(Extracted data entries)

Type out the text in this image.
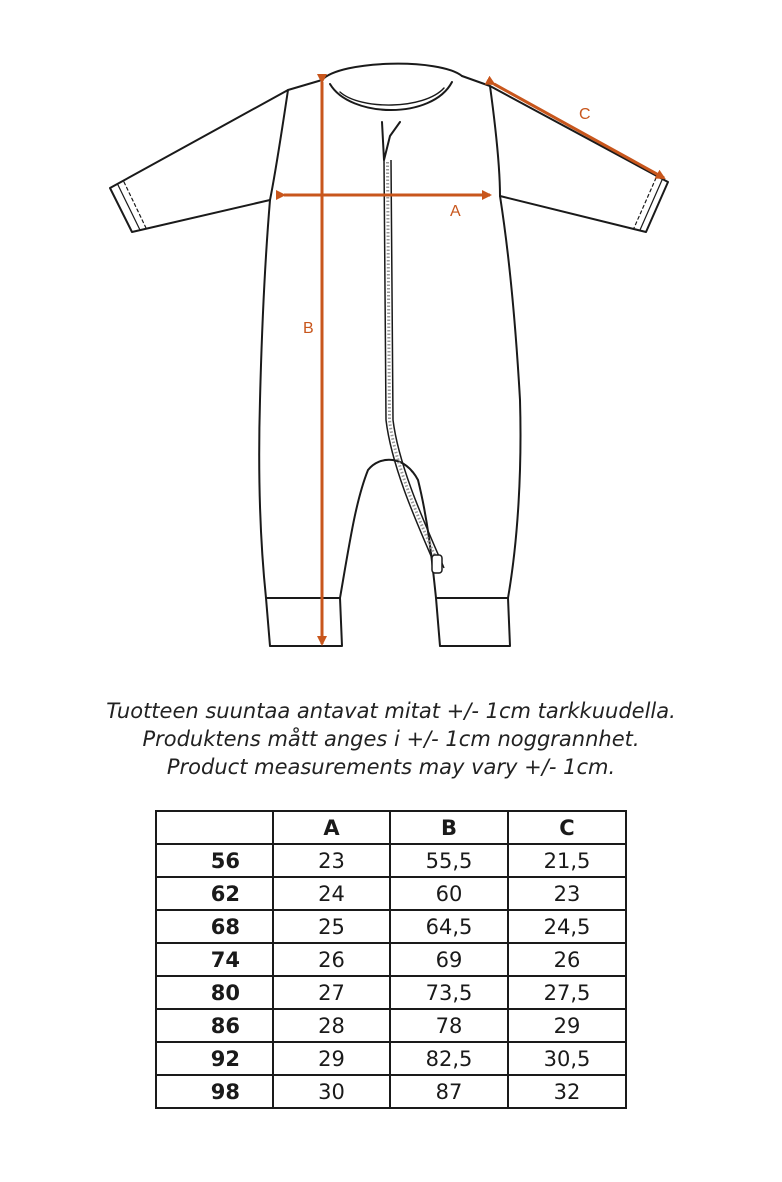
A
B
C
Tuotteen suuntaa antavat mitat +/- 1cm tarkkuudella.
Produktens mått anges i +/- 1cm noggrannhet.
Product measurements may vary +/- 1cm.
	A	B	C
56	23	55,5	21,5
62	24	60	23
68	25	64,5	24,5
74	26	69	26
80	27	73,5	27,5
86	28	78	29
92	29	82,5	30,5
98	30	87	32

• TASK DESCRIPTION: Output, exactly, all the records above; include no pictures.

• TASK OUTPUT:
Type out the text in this image.
A
B
C
Tuotteen suuntaa antavat mitat +/- 1cm tarkkuudella.
Produktens mått anges i +/- 1cm noggrannhet.
Product measurements may vary +/- 1cm.
	A	B	C
56	23	55,5	21,5
62	24	60	23
68	25	64,5	24,5
74	26	69	26
80	27	73,5	27,5
86	28	78	29
92	29	82,5	30,5
98	30	87	32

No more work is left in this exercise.